Extracted data entries
:::::
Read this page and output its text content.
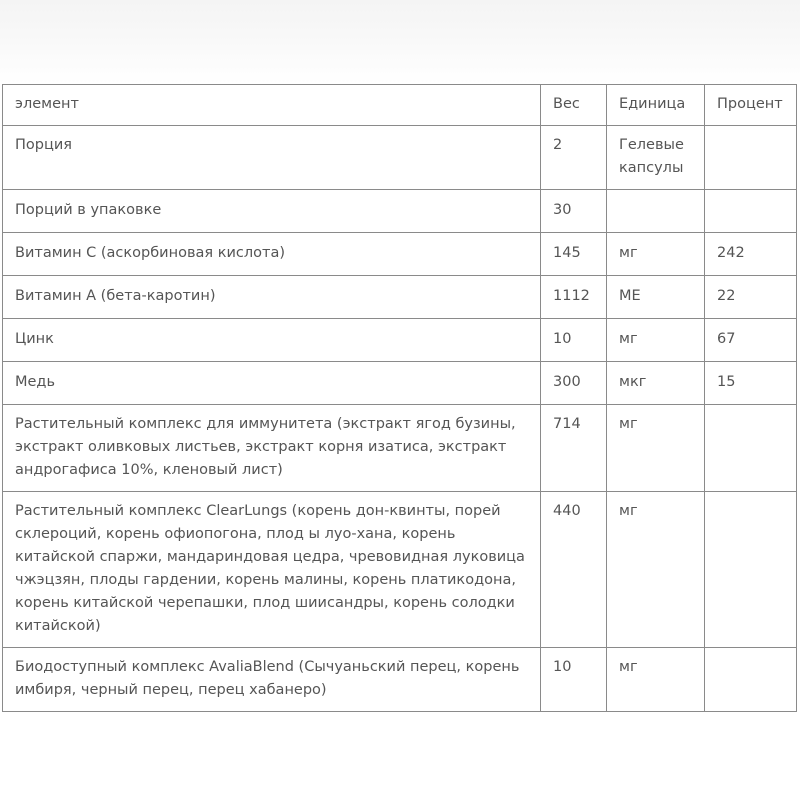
элемент	Вес	Единица	Процент
Порция	2	Гелевые капсулы	
Порций в упаковке	30		
Витамин С (аскорбиновая кислота)	145	мг	242
Витамин А (бета-каротин)	1112	МЕ	22
Цинк	10	мг	67
Медь	300	мкг	15
Растительный комплекс для иммунитета (экстракт ягод бузины, экстракт оливковых листьев, экстракт корня изатиса, экстракт андрогафиса 10%, кленовый лист)	714	мг	
Растительный комплекс ClearLungs (корень дон-квинты, порей склероций, корень офиопогона, плод ы луо-хана, корень китайской спаржи, мандариндовая цедра, чревовидная луковица чжэцзян, плоды гардении, корень малины, корень платикодона, корень китайской черепашки, плод шиисандры, корень солодки китайской)	440	мг	
Биодоступный комплекс AvaliaBlend (Сычуаньский перец, корень имбиря, черный перец, перец хабанеро)	10	мг	
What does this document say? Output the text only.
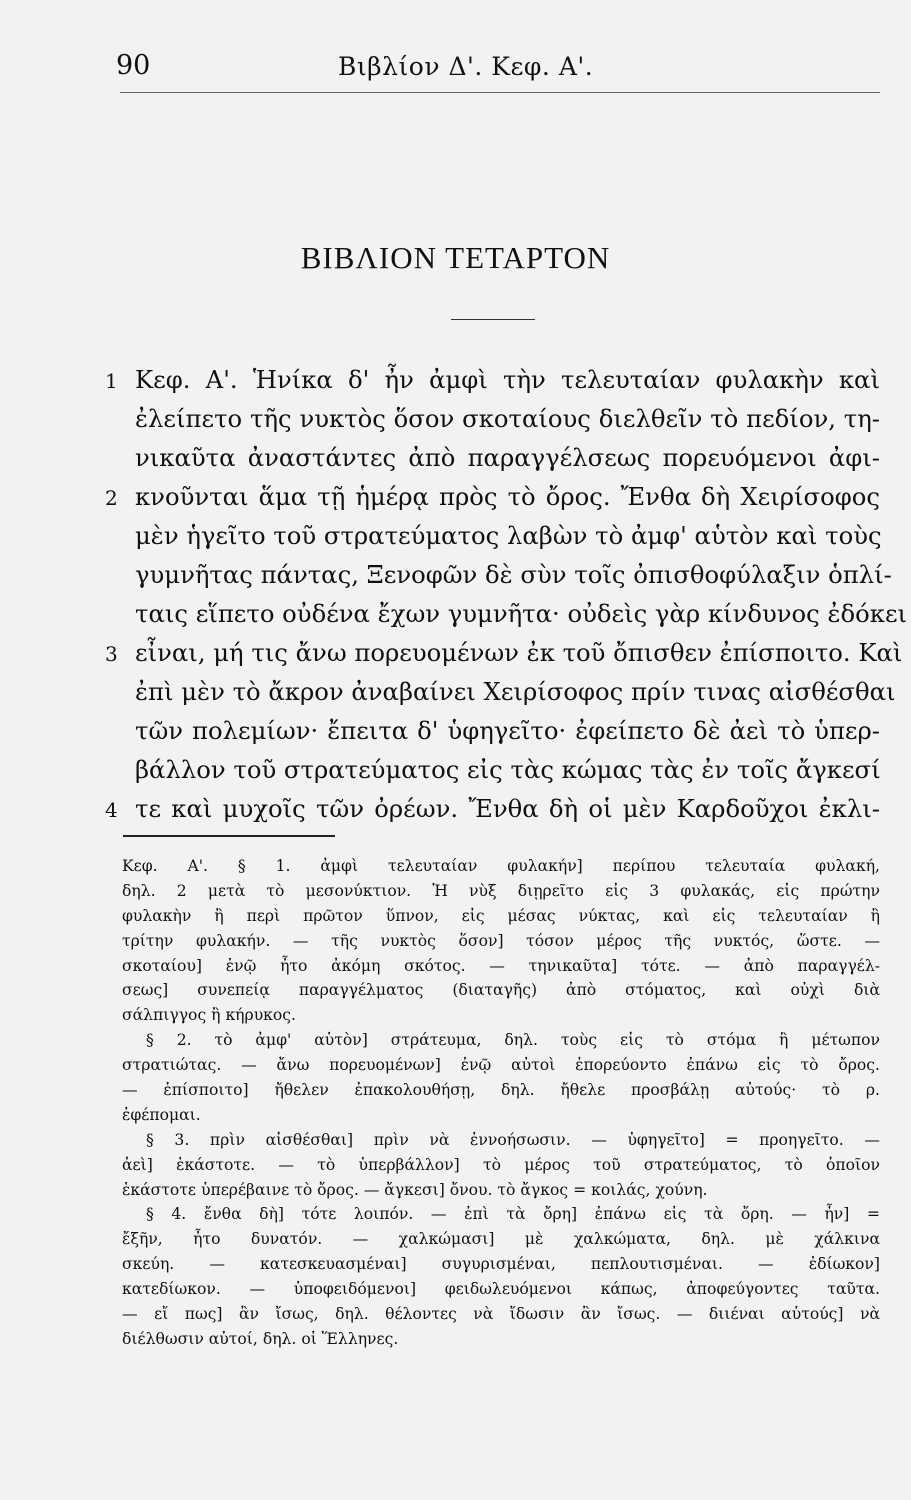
90	Βιβλίον Δ'. Κεφ. Α'.
ΒΙΒΛΙΟΝ ΤΕΤΑΡΤΟΝ
1 Κεφ. Α'. Ἡνίκα δ' ἦν ἀμφὶ τὴν τελευταίαν φυλακὴν καὶ
ἐλείπετο τῆς νυκτὸς ὅσον σκοταίους διελθεῖν τὸ πεδίον, τη-
νικαῦτα ἀναστάντες ἀπὸ παραγγέλσεως πορευόμενοι ἀφι-
2 κνοῦνται ἅμα τῇ ἡμέρᾳ πρὸς τὸ ὄρος. Ἔνθα δὴ Χειρίσοφος
μὲν ἡγεῖτο τοῦ στρατεύματος λαβὼν τὸ ἀμφ' αὑτὸν καὶ τοὺς
γυμνῆτας πάντας, Ξενοφῶν δὲ σὺν τοῖς ὀπισθοφύλαξιν ὁπλί-
ταις εἵπετο οὐδένα ἔχων γυμνῆτα· οὐδεὶς γὰρ κίνδυνος ἐδόκει
3 εἶναι, μή τις ἄνω πορευομένων ἐκ τοῦ ὄπισθεν ἐπίσποιτο. Καὶ
ἐπὶ μὲν τὸ ἄκρον ἀναβαίνει Χειρίσοφος πρίν τινας αἰσθέσθαι
τῶν πολεμίων· ἔπειτα δ' ὑφηγεῖτο· ἐφείπετο δὲ ἀεὶ τὸ ὑπερ-
βάλλον τοῦ στρατεύματος εἰς τὰς κώμας τὰς ἐν τοῖς ἄγκεσί
4 τε καὶ μυχοῖς τῶν ὀρέων. Ἔνθα δὴ οἱ μὲν Καρδοῦχοι ἐκλι-
Κεφ. Α'. § 1. ἀμφὶ τελευταίαν φυλακήν] περίπου τελευταία φυλακή,
δηλ. 2 μετὰ τὸ μεσονύκτιον. Ἡ νὺξ διῃρεῖτο εἰς 3 φυλακάς, εἰς πρώτην
φυλακὴν ἢ περὶ πρῶτον ὕπνον, εἰς μέσας νύκτας, καὶ εἰς τελευταίαν ἢ
τρίτην φυλακήν. — τῆς νυκτὸς ὅσον] τόσον μέρος τῆς νυκτός, ὥστε. —
σκοταίου] ἐνῷ ἦτο ἀκόμη σκότος. — τηνικαῦτα] τότε. — ἀπὸ παραγγέλ-
σεως] συνεπείᾳ παραγγέλματος (διαταγῆς) ἀπὸ στόματος, καὶ οὐχὶ διὰ
σάλπιγγος ἢ κήρυκος.
§ 2. τὸ ἀμφ' αὑτὸν] στράτευμα, δηλ. τοὺς εἰς τὸ στόμα ἢ μέτωπον
στρατιώτας. — ἄνω πορευομένων] ἐνῷ αὐτοὶ ἐπορεύοντο ἐπάνω εἰς τὸ ὄρος.
— ἐπίσποιτο] ἤθελεν ἐπακολουθήσῃ, δηλ. ἤθελε προσβάλῃ αὐτούς· τὸ ρ.
ἐφέπομαι.
§ 3. πρὶν αἰσθέσθαι] πρὶν νὰ ἐννοήσωσιν. — ὑφηγεῖτο] = προηγεῖτο. —
ἀεὶ] ἑκάστοτε. — τὸ ὑπερβάλλον] τὸ μέρος τοῦ στρατεύματος, τὸ ὁποῖον
ἑκάστοτε ὑπερέβαινε τὸ ὄρος. — ἄγκεσι] ὄνου. τὸ ἄγκος = κοιλάς, χούνη.
§ 4. ἔνθα δὴ] τότε λοιπόν. — ἐπὶ τὰ ὄρη] ἐπάνω εἰς τὰ ὄρη. — ἦν] =
ἔξῆν, ἦτο δυνατόν. — χαλκώμασι] μὲ χαλκώματα, δηλ. μὲ χάλκινα
σκεύη. — κατεσκευασμέναι] συγυρισμέναι, πεπλουτισμέναι. — ἐδίωκον]
κατεδίωκον. — ὑποφειδόμενοι] φειδωλευόμενοι κάπως, ἀποφεύγοντες ταῦτα.
— εἴ πως] ἂν ἴσως, δηλ. θέλοντες νὰ ἴδωσιν ἂν ἴσως. — διιέναι αὐτούς] νὰ
διέλθωσιν αὐτοί, δηλ. οἱ Ἕλληνες.
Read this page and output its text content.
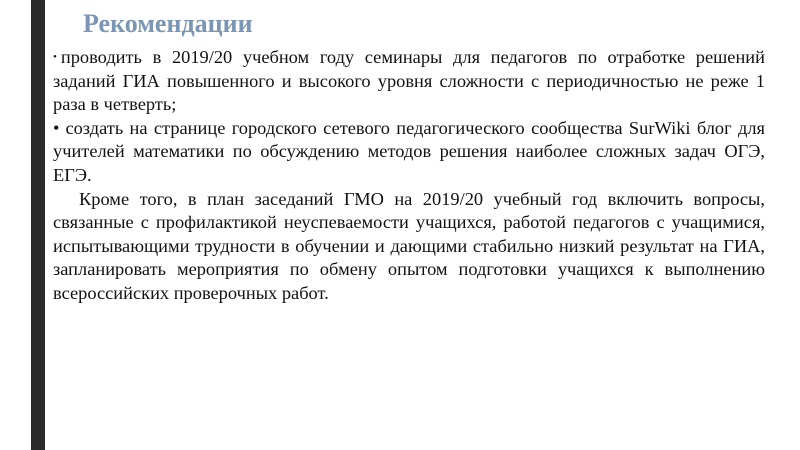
Рекомендации

• проводить в 2019/20 учебном году семинары для педагогов по отработке решений заданий ГИА повышенного и высокого уровня сложности с периодичностью не реже 1 раза в четверть;

• создать на странице городского сетевого педагогического сообщества SurWiki блог для учителей математики по обсуждению методов решения наиболее сложных задач ОГЭ, ЕГЭ.

Кроме того, в план заседаний ГМО на 2019/20 учебный год включить вопросы, связанные с профилактикой неуспеваемости учащихся, работой педагогов с учащимися, испытывающими трудности в обучении и дающими стабильно низкий результат на ГИА, запланировать мероприятия по обмену опытом подготовки учащихся к выполнению всероссийских проверочных работ.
:::::
» **Short problem**
Pictures in the records should not appear in your copy, but everything else must be transcribed exactly.

» **Exercise result**
Read this page and output its text content.
элемент	Вес	Единица	Процент
Порция	2	Гелевые капсулы	
Порций в упаковке	30		
Витамин С (аскорбиновая кислота)	145	мг	242
Витамин А (бета-каротин)	1112	МЕ	22
Цинк	10	мг	67
Медь	300	мкг	15
Растительный комплекс для иммунитета (экстракт ягод бузины, экстракт оливковых листьев, экстракт корня изатиса, экстракт андрогафиса 10%, кленовый лист)	714	мг	
Растительный комплекс ClearLungs (корень дон-квинты, порей склероций, корень офиопогона, плод ы луо-хана, корень китайской спаржи, мандариндовая цедра, чревовидная луковица чжэцзян, плоды гардении, корень малины, корень платикодона, корень китайской черепашки, плод шиисандры, корень солодки китайской)	440	мг	
Биодоступный комплекс AvaliaBlend (Сычуаньский перец, корень имбиря, черный перец, перец хабанеро)	10	мг	
What does this document say? Output the text only.
90	Βιβλίον Δ'. Κεφ. Α'.
ΒΙΒΛΙΟΝ ΤΕΤΑΡΤΟΝ
1 Κεφ. Α'. Ἡνίκα δ' ἦν ἀμφὶ τὴν τελευταίαν φυλακὴν καὶ
ἐλείπετο τῆς νυκτὸς ὅσον σκοταίους διελθεῖν τὸ πεδίον, τη-
νικαῦτα ἀναστάντες ἀπὸ παραγγέλσεως πορευόμενοι ἀφι-
2 κνοῦνται ἅμα τῇ ἡμέρᾳ πρὸς τὸ ὄρος. Ἔνθα δὴ Χειρίσοφος
μὲν ἡγεῖτο τοῦ στρατεύματος λαβὼν τὸ ἀμφ' αὑτὸν καὶ τοὺς
γυμνῆτας πάντας, Ξενοφῶν δὲ σὺν τοῖς ὀπισθοφύλαξιν ὁπλί-
ταις εἵπετο οὐδένα ἔχων γυμνῆτα· οὐδεὶς γὰρ κίνδυνος ἐδόκει
3 εἶναι, μή τις ἄνω πορευομένων ἐκ τοῦ ὄπισθεν ἐπίσποιτο. Καὶ
ἐπὶ μὲν τὸ ἄκρον ἀναβαίνει Χειρίσοφος πρίν τινας αἰσθέσθαι
τῶν πολεμίων· ἔπειτα δ' ὑφηγεῖτο· ἐφείπετο δὲ ἀεὶ τὸ ὑπερ-
βάλλον τοῦ στρατεύματος εἰς τὰς κώμας τὰς ἐν τοῖς ἄγκεσί
4 τε καὶ μυχοῖς τῶν ὀρέων. Ἔνθα δὴ οἱ μὲν Καρδοῦχοι ἐκλι-
Κεφ. Α'. § 1. ἀμφὶ τελευταίαν φυλακήν] περίπου τελευταία φυλακή,
δηλ. 2 μετὰ τὸ μεσονύκτιον. Ἡ νὺξ διῃρεῖτο εἰς 3 φυλακάς, εἰς πρώτην
φυλακὴν ἢ περὶ πρῶτον ὕπνον, εἰς μέσας νύκτας, καὶ εἰς τελευταίαν ἢ
τρίτην φυλακήν. — τῆς νυκτὸς ὅσον] τόσον μέρος τῆς νυκτός, ὥστε. —
σκοταίου] ἐνῷ ἦτο ἀκόμη σκότος. — τηνικαῦτα] τότε. — ἀπὸ παραγγέλ-
σεως] συνεπείᾳ παραγγέλματος (διαταγῆς) ἀπὸ στόματος, καὶ οὐχὶ διὰ
σάλπιγγος ἢ κήρυκος.
§ 2. τὸ ἀμφ' αὑτὸν] στράτευμα, δηλ. τοὺς εἰς τὸ στόμα ἢ μέτωπον
στρατιώτας. — ἄνω πορευομένων] ἐνῷ αὐτοὶ ἐπορεύοντο ἐπάνω εἰς τὸ ὄρος.
— ἐπίσποιτο] ἤθελεν ἐπακολουθήσῃ, δηλ. ἤθελε προσβάλῃ αὐτούς· τὸ ρ.
ἐφέπομαι.
§ 3. πρὶν αἰσθέσθαι] πρὶν νὰ ἐννοήσωσιν. — ὑφηγεῖτο] = προηγεῖτο. —
ἀεὶ] ἑκάστοτε. — τὸ ὑπερβάλλον] τὸ μέρος τοῦ στρατεύματος, τὸ ὁποῖον
ἑκάστοτε ὑπερέβαινε τὸ ὄρος. — ἄγκεσι] ὄνου. τὸ ἄγκος = κοιλάς, χούνη.
§ 4. ἔνθα δὴ] τότε λοιπόν. — ἐπὶ τὰ ὄρη] ἐπάνω εἰς τὰ ὄρη. — ἦν] =
ἔξῆν, ἦτο δυνατόν. — χαλκώμασι] μὲ χαλκώματα, δηλ. μὲ χάλκινα
σκεύη. — κατεσκευασμέναι] συγυρισμέναι, πεπλουτισμέναι. — ἐδίωκον]
κατεδίωκον. — ὑποφειδόμενοι] φειδωλευόμενοι κάπως, ἀποφεύγοντες ταῦτα.
— εἴ πως] ἂν ἴσως, δηλ. θέλοντες νὰ ἴδωσιν ἂν ἴσως. — διιέναι αὐτούς] νὰ
διέλθωσιν αὐτοί, δηλ. οἱ Ἕλληνες.
Read this page and output its text content.
Рекомендации

• проводить в 2019/20 учебном году семинары для педагогов по отработке решений заданий ГИА повышенного и высокого уровня сложности с периодичностью не реже 1 раза в четверть;

• создать на странице городского сетевого педагогического сообщества SurWiki блог для учителей математики по обсуждению методов решения наиболее сложных задач ОГЭ, ЕГЭ.

Кроме того, в план заседаний ГМО на 2019/20 учебный год включить вопросы, связанные с профилактикой неуспеваемости учащихся, работой педагогов с учащимися, испытывающими трудности в обучении и дающими стабильно низкий результат на ГИА, запланировать мероприятия по обмену опытом подготовки учащихся к выполнению всероссийских проверочных работ.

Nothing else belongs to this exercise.